Information supplied:
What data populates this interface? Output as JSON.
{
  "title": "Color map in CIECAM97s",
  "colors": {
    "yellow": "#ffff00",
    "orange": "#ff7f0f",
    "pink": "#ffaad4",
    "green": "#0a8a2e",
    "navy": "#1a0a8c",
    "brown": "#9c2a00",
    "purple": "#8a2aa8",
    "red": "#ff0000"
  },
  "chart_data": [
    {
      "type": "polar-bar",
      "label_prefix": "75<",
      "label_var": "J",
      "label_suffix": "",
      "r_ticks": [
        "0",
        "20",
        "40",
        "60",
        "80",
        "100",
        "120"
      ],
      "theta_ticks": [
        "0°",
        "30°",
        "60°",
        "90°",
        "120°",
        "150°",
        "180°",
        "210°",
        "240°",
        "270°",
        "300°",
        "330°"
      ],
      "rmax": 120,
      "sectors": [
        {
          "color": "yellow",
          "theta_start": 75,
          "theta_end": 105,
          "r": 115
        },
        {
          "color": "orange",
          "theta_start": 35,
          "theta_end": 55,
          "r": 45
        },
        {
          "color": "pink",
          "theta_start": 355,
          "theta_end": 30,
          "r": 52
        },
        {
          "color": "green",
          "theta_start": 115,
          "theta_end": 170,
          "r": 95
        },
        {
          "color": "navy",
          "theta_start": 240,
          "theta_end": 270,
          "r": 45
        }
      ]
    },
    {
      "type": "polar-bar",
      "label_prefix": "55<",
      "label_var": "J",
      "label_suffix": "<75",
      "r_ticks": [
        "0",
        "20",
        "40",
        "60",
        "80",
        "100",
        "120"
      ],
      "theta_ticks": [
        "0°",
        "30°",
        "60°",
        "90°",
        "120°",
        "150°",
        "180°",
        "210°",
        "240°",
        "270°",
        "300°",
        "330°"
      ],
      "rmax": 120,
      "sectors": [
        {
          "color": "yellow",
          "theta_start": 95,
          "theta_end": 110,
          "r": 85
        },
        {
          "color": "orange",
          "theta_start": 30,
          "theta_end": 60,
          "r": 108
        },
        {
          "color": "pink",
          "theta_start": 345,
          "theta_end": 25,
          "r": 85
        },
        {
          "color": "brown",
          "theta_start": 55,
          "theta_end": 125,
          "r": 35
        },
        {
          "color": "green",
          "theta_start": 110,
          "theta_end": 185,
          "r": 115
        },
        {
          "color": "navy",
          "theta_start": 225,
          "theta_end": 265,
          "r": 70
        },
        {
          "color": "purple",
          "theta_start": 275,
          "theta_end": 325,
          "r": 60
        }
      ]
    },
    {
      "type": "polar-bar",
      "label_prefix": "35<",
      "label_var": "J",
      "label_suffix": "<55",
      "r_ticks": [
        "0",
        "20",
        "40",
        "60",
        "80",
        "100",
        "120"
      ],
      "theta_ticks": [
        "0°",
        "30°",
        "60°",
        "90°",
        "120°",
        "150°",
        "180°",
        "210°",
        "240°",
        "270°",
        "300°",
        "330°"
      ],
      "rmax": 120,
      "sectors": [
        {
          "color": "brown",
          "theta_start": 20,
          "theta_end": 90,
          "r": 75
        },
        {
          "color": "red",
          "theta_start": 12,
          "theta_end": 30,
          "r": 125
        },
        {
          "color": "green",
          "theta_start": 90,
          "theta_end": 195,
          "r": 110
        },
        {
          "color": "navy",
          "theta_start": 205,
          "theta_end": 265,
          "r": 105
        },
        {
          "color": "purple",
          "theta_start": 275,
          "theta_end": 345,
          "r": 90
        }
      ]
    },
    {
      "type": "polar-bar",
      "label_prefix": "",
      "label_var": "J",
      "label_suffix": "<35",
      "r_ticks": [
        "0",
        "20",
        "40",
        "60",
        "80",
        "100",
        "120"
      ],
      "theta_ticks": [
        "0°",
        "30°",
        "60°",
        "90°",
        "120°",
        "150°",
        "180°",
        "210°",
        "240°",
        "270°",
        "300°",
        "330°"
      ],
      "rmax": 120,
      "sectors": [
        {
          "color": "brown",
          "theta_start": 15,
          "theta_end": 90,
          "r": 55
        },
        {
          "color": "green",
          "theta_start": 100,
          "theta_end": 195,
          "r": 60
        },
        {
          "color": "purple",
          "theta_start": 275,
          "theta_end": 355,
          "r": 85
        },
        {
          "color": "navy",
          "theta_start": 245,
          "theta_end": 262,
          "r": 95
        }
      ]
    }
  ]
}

What you need to do: Your task is to reproduce all of the records exactly.

In response:
What data populates this interface? Output as JSON.
{
  "title": "Color map in CIECAM97s",
  "colors": {
    "yellow": "#ffff00",
    "orange": "#ff7f0f",
    "pink": "#ffaad4",
    "green": "#0a8a2e",
    "navy": "#1a0a8c",
    "brown": "#9c2a00",
    "purple": "#8a2aa8",
    "red": "#ff0000"
  },
  "chart_data": [
    {
      "type": "polar-bar",
      "label_prefix": "75<",
      "label_var": "J",
      "label_suffix": "",
      "r_ticks": [
        "0",
        "20",
        "40",
        "60",
        "80",
        "100",
        "120"
      ],
      "theta_ticks": [
        "0°",
        "30°",
        "60°",
        "90°",
        "120°",
        "150°",
        "180°",
        "210°",
        "240°",
        "270°",
        "300°",
        "330°"
      ],
      "rmax": 120,
      "sectors": [
        {
          "color": "yellow",
          "theta_start": 75,
          "theta_end": 105,
          "r": 115
        },
        {
          "color": "orange",
          "theta_start": 35,
          "theta_end": 55,
          "r": 45
        },
        {
          "color": "pink",
          "theta_start": 355,
          "theta_end": 30,
          "r": 52
        },
        {
          "color": "green",
          "theta_start": 115,
          "theta_end": 170,
          "r": 95
        },
        {
          "color": "navy",
          "theta_start": 240,
          "theta_end": 270,
          "r": 45
        }
      ]
    },
    {
      "type": "polar-bar",
      "label_prefix": "55<",
      "label_var": "J",
      "label_suffix": "<75",
      "r_ticks": [
        "0",
        "20",
        "40",
        "60",
        "80",
        "100",
        "120"
      ],
      "theta_ticks": [
        "0°",
        "30°",
        "60°",
        "90°",
        "120°",
        "150°",
        "180°",
        "210°",
        "240°",
        "270°",
        "300°",
        "330°"
      ],
      "rmax": 120,
      "sectors": [
        {
          "color": "yellow",
          "theta_start": 95,
          "theta_end": 110,
          "r": 85
        },
        {
          "color": "orange",
          "theta_start": 30,
          "theta_end": 60,
          "r": 108
        },
        {
          "color": "pink",
          "theta_start": 345,
          "theta_end": 25,
          "r": 85
        },
        {
          "color": "brown",
          "theta_start": 55,
          "theta_end": 125,
          "r": 35
        },
        {
          "color": "green",
          "theta_start": 110,
          "theta_end": 185,
          "r": 115
        },
        {
          "color": "navy",
          "theta_start": 225,
          "theta_end": 265,
          "r": 70
        },
        {
          "color": "purple",
          "theta_start": 275,
          "theta_end": 325,
          "r": 60
        }
      ]
    },
    {
      "type": "polar-bar",
      "label_prefix": "35<",
      "label_var": "J",
      "label_suffix": "<55",
      "r_ticks": [
        "0",
        "20",
        "40",
        "60",
        "80",
        "100",
        "120"
      ],
      "theta_ticks": [
        "0°",
        "30°",
        "60°",
        "90°",
        "120°",
        "150°",
        "180°",
        "210°",
        "240°",
        "270°",
        "300°",
        "330°"
      ],
      "rmax": 120,
      "sectors": [
        {
          "color": "brown",
          "theta_start": 20,
          "theta_end": 90,
          "r": 75
        },
        {
          "color": "red",
          "theta_start": 12,
          "theta_end": 30,
          "r": 125
        },
        {
          "color": "green",
          "theta_start": 90,
          "theta_end": 195,
          "r": 110
        },
        {
          "color": "navy",
          "theta_start": 205,
          "theta_end": 265,
          "r": 105
        },
        {
          "color": "purple",
          "theta_start": 275,
          "theta_end": 345,
          "r": 90
        }
      ]
    },
    {
      "type": "polar-bar",
      "label_prefix": "",
      "label_var": "J",
      "label_suffix": "<35",
      "r_ticks": [
        "0",
        "20",
        "40",
        "60",
        "80",
        "100",
        "120"
      ],
      "theta_ticks": [
        "0°",
        "30°",
        "60°",
        "90°",
        "120°",
        "150°",
        "180°",
        "210°",
        "240°",
        "270°",
        "300°",
        "330°"
      ],
      "rmax": 120,
      "sectors": [
        {
          "color": "brown",
          "theta_start": 15,
          "theta_end": 90,
          "r": 55
        },
        {
          "color": "green",
          "theta_start": 100,
          "theta_end": 195,
          "r": 60
        },
        {
          "color": "purple",
          "theta_start": 275,
          "theta_end": 355,
          "r": 85
        },
        {
          "color": "navy",
          "theta_start": 245,
          "theta_end": 262,
          "r": 95
        }
      ]
    }
  ]
}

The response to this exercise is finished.